Copy each line of the listing below exactly.

(Rows from a dataset)
--

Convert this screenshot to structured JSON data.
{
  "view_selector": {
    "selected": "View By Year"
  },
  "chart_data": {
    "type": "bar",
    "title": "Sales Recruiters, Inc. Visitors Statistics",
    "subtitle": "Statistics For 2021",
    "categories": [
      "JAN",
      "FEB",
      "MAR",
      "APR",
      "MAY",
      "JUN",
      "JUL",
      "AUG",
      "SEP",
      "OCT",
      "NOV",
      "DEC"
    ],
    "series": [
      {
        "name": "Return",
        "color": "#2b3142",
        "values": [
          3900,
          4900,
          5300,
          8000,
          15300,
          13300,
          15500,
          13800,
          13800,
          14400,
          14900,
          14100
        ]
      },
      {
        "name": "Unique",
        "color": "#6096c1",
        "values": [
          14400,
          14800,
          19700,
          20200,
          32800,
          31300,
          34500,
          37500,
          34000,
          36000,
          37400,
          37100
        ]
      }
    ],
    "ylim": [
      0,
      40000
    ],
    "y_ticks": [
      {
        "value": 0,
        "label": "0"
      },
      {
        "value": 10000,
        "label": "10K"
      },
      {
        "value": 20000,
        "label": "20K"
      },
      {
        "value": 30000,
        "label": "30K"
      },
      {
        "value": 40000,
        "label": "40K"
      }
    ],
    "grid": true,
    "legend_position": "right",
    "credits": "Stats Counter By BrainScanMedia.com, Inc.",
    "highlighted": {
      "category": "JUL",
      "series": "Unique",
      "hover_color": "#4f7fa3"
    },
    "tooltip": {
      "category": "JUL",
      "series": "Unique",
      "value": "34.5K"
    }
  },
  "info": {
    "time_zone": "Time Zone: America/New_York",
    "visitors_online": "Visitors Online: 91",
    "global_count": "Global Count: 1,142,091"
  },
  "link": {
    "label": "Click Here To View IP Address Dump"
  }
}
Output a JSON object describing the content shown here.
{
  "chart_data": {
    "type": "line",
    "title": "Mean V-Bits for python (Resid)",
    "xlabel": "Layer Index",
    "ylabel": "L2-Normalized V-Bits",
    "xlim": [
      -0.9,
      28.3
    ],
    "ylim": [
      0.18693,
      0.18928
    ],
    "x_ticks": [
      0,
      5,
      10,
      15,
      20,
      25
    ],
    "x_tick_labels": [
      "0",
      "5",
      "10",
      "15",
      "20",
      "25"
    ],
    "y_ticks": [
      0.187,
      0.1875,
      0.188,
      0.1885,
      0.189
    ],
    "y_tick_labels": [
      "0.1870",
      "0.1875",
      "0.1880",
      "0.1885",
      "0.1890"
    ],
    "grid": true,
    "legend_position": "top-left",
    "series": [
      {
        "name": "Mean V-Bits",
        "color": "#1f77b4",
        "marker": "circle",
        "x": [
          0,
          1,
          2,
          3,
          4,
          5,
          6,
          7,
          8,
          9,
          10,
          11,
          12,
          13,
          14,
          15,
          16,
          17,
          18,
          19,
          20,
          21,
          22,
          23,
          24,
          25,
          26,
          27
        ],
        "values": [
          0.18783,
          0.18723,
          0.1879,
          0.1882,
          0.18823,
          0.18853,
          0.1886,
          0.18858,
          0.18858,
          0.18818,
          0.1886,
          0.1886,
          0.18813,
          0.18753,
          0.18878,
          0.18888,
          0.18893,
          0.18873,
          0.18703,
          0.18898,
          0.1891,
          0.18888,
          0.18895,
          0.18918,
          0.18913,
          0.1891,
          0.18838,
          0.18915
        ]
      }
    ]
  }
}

--

* [Answer to this task]:
Convert this screenshot to structured JSON data.
{
  "view_selector": {
    "selected": "View By Year"
  },
  "chart_data": {
    "type": "bar",
    "title": "Sales Recruiters, Inc. Visitors Statistics",
    "subtitle": "Statistics For 2021",
    "categories": [
      "JAN",
      "FEB",
      "MAR",
      "APR",
      "MAY",
      "JUN",
      "JUL",
      "AUG",
      "SEP",
      "OCT",
      "NOV",
      "DEC"
    ],
    "series": [
      {
        "name": "Return",
        "color": "#2b3142",
        "values": [
          3900,
          4900,
          5300,
          8000,
          15300,
          13300,
          15500,
          13800,
          13800,
          14400,
          14900,
          14100
        ]
      },
      {
        "name": "Unique",
        "color": "#6096c1",
        "values": [
          14400,
          14800,
          19700,
          20200,
          32800,
          31300,
          34500,
          37500,
          34000,
          36000,
          37400,
          37100
        ]
      }
    ],
    "ylim": [
      0,
      40000
    ],
    "y_ticks": [
      {
        "value": 0,
        "label": "0"
      },
      {
        "value": 10000,
        "label": "10K"
      },
      {
        "value": 20000,
        "label": "20K"
      },
      {
        "value": 30000,
        "label": "30K"
      },
      {
        "value": 40000,
        "label": "40K"
      }
    ],
    "grid": true,
    "legend_position": "right",
    "credits": "Stats Counter By BrainScanMedia.com, Inc.",
    "highlighted": {
      "category": "JUL",
      "series": "Unique",
      "hover_color": "#4f7fa3"
    },
    "tooltip": {
      "category": "JUL",
      "series": "Unique",
      "value": "34.5K"
    }
  },
  "info": {
    "time_zone": "Time Zone: America/New_York",
    "visitors_online": "Visitors Online: 91",
    "global_count": "Global Count: 1,142,091"
  },
  "link": {
    "label": "Click Here To View IP Address Dump"
  }
}
Output a JSON object describing the content shown here.
{
  "chart_data": {
    "type": "line",
    "title": "Mean V-Bits for python (Resid)",
    "xlabel": "Layer Index",
    "ylabel": "L2-Normalized V-Bits",
    "xlim": [
      -0.9,
      28.3
    ],
    "ylim": [
      0.18693,
      0.18928
    ],
    "x_ticks": [
      0,
      5,
      10,
      15,
      20,
      25
    ],
    "x_tick_labels": [
      "0",
      "5",
      "10",
      "15",
      "20",
      "25"
    ],
    "y_ticks": [
      0.187,
      0.1875,
      0.188,
      0.1885,
      0.189
    ],
    "y_tick_labels": [
      "0.1870",
      "0.1875",
      "0.1880",
      "0.1885",
      "0.1890"
    ],
    "grid": true,
    "legend_position": "top-left",
    "series": [
      {
        "name": "Mean V-Bits",
        "color": "#1f77b4",
        "marker": "circle",
        "x": [
          0,
          1,
          2,
          3,
          4,
          5,
          6,
          7,
          8,
          9,
          10,
          11,
          12,
          13,
          14,
          15,
          16,
          17,
          18,
          19,
          20,
          21,
          22,
          23,
          24,
          25,
          26,
          27
        ],
        "values": [
          0.18783,
          0.18723,
          0.1879,
          0.1882,
          0.18823,
          0.18853,
          0.1886,
          0.18858,
          0.18858,
          0.18818,
          0.1886,
          0.1886,
          0.18813,
          0.18753,
          0.18878,
          0.18888,
          0.18893,
          0.18873,
          0.18703,
          0.18898,
          0.1891,
          0.18888,
          0.18895,
          0.18918,
          0.18913,
          0.1891,
          0.18838,
          0.18915
        ]
      }
    ]
  }
}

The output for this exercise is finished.